● Set task
Report the count of lines holding "product" in the records, with no other words.

## Start

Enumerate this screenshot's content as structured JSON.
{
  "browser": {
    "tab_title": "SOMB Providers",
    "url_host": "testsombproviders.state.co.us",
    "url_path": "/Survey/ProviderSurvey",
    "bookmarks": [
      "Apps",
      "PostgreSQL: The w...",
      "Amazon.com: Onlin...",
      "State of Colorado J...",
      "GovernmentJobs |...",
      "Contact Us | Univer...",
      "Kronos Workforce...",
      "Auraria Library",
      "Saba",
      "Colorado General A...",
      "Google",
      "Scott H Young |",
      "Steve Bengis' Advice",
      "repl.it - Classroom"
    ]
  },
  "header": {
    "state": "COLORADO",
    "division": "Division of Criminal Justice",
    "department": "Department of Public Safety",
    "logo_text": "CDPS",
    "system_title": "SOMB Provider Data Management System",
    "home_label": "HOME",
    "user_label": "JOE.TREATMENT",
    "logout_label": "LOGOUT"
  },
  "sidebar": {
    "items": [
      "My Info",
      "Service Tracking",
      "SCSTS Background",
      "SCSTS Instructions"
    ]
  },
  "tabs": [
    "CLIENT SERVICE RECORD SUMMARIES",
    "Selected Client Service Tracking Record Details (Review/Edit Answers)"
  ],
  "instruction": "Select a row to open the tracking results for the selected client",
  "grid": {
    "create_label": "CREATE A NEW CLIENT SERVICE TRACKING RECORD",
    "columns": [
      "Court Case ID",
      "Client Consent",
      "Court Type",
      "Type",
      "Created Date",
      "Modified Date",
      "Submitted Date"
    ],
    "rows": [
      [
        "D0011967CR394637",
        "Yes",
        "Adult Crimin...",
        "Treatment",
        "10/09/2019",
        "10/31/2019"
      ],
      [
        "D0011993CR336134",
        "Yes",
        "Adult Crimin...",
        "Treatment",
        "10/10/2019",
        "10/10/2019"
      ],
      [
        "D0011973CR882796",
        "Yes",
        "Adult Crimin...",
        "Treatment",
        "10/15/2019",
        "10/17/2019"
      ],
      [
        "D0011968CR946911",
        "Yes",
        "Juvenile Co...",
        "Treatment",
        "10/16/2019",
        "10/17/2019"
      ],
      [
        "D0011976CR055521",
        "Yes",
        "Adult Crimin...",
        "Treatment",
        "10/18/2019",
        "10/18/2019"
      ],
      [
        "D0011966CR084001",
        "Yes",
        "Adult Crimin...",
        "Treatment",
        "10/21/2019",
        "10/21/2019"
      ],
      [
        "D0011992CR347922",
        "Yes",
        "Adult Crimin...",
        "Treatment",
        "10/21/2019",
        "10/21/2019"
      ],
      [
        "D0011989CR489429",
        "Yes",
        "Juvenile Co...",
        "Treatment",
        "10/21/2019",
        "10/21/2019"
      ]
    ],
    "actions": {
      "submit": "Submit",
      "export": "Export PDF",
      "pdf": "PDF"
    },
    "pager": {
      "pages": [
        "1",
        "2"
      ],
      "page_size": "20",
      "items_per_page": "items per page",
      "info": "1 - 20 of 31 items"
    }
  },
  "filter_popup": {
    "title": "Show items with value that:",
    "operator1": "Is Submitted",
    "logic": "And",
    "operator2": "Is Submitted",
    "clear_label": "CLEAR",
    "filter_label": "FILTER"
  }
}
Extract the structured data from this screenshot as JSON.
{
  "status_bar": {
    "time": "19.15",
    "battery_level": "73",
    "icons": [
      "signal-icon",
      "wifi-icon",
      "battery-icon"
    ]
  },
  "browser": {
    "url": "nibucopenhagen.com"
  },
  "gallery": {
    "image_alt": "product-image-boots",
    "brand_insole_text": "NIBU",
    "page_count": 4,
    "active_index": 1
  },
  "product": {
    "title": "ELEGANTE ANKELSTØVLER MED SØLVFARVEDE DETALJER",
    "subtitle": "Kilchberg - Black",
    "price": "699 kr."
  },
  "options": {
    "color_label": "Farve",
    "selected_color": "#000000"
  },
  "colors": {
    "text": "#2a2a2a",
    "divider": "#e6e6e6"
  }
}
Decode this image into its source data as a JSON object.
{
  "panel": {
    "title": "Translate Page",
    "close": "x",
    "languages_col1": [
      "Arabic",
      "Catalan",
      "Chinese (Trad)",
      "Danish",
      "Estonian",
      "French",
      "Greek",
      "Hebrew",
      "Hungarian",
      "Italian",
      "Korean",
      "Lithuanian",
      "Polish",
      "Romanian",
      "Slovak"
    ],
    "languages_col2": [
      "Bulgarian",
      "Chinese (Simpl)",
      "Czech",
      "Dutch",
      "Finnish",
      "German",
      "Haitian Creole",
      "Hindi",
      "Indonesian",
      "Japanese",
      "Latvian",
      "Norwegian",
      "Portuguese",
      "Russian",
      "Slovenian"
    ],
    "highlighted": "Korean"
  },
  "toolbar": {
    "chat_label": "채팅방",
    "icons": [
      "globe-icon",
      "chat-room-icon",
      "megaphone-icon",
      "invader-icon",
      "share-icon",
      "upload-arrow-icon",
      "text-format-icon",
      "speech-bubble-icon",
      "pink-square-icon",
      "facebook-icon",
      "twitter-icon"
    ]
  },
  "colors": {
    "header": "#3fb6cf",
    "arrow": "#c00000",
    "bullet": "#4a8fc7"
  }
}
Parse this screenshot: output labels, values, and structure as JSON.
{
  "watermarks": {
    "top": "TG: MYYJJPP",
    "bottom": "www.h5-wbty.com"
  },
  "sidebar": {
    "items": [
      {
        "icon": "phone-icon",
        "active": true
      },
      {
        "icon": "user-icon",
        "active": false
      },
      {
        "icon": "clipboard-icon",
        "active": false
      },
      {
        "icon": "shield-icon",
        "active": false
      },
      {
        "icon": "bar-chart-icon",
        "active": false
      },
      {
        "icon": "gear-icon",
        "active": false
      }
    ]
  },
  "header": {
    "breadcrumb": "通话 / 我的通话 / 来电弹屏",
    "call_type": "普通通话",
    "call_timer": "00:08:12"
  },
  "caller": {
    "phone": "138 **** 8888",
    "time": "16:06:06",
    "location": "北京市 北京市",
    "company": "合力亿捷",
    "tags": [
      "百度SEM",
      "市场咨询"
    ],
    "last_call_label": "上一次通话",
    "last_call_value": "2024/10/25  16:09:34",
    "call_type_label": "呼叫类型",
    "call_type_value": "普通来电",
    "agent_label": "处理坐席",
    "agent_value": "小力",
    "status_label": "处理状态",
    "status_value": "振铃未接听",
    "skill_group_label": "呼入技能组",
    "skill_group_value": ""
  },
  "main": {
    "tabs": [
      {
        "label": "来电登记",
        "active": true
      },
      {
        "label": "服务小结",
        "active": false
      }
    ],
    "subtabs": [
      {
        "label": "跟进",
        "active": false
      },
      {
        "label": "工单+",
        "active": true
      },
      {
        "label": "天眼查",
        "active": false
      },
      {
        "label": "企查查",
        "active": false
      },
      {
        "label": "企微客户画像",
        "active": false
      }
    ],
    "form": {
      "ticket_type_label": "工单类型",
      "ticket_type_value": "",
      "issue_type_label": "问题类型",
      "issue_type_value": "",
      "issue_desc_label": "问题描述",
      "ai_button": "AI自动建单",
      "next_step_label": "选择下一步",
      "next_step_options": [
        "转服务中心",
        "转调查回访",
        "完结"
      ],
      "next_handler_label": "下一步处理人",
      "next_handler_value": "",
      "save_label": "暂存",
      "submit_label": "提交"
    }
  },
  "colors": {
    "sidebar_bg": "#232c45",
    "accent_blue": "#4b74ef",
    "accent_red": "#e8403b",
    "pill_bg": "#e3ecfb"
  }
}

## End

● Finished task
2